▶ **WRITTEN PROBLEM**
Report, word for word, every line of the material that contains "Prentenboeken".

-------- SOURCE MATERIAL

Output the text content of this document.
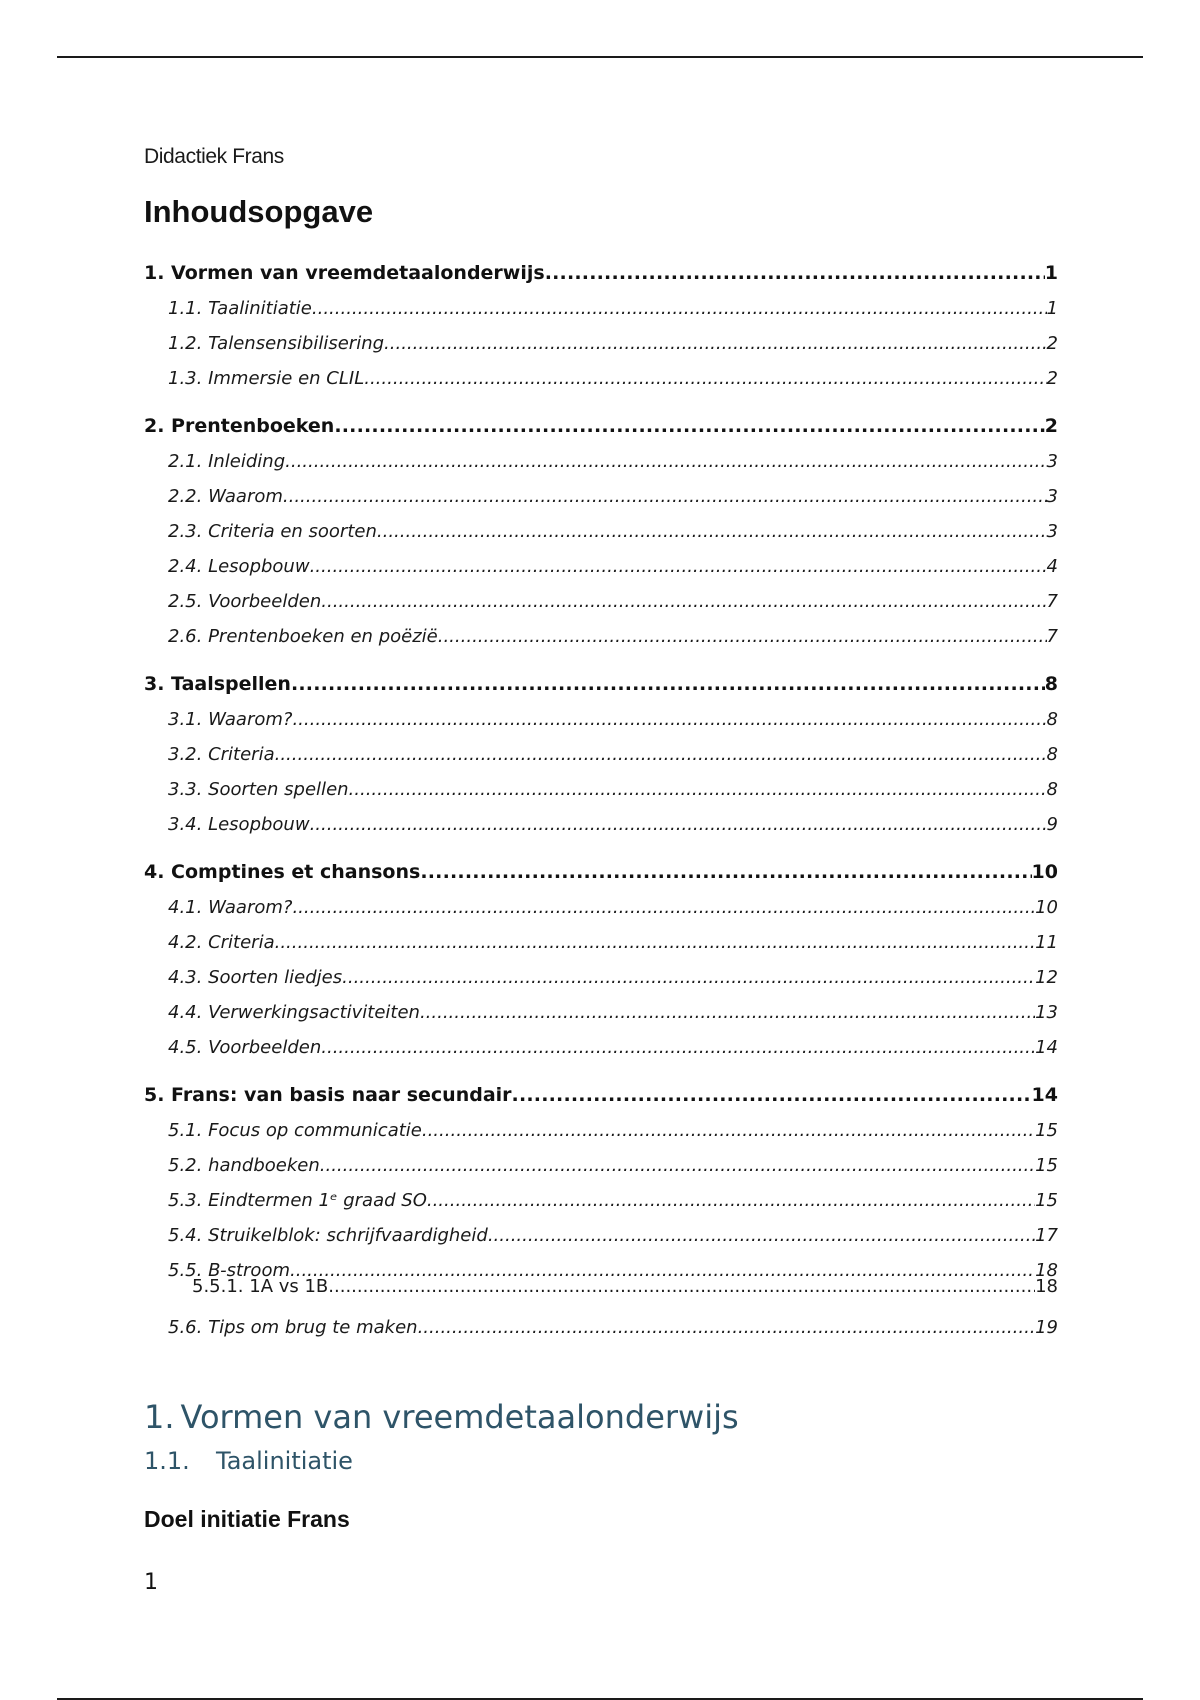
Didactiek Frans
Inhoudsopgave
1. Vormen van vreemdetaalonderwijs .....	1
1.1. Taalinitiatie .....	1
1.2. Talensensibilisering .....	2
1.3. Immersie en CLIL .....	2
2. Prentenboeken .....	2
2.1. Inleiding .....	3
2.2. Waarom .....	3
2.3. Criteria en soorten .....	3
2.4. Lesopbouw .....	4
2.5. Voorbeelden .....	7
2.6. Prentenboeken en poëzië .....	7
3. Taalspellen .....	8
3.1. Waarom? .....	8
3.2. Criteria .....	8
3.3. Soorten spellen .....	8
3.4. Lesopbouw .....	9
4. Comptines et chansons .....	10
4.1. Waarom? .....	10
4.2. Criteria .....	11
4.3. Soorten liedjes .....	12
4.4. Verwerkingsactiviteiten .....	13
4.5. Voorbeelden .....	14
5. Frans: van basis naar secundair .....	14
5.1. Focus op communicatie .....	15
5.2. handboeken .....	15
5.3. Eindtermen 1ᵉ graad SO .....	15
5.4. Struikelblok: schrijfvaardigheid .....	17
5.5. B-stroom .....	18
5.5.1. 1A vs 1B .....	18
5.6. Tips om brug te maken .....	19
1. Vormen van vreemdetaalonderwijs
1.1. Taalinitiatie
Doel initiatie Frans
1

----------------

▶ **TASK ANSWER**
2. Prentenboeken .....	2
2.6. Prentenboeken en poëzië .....	7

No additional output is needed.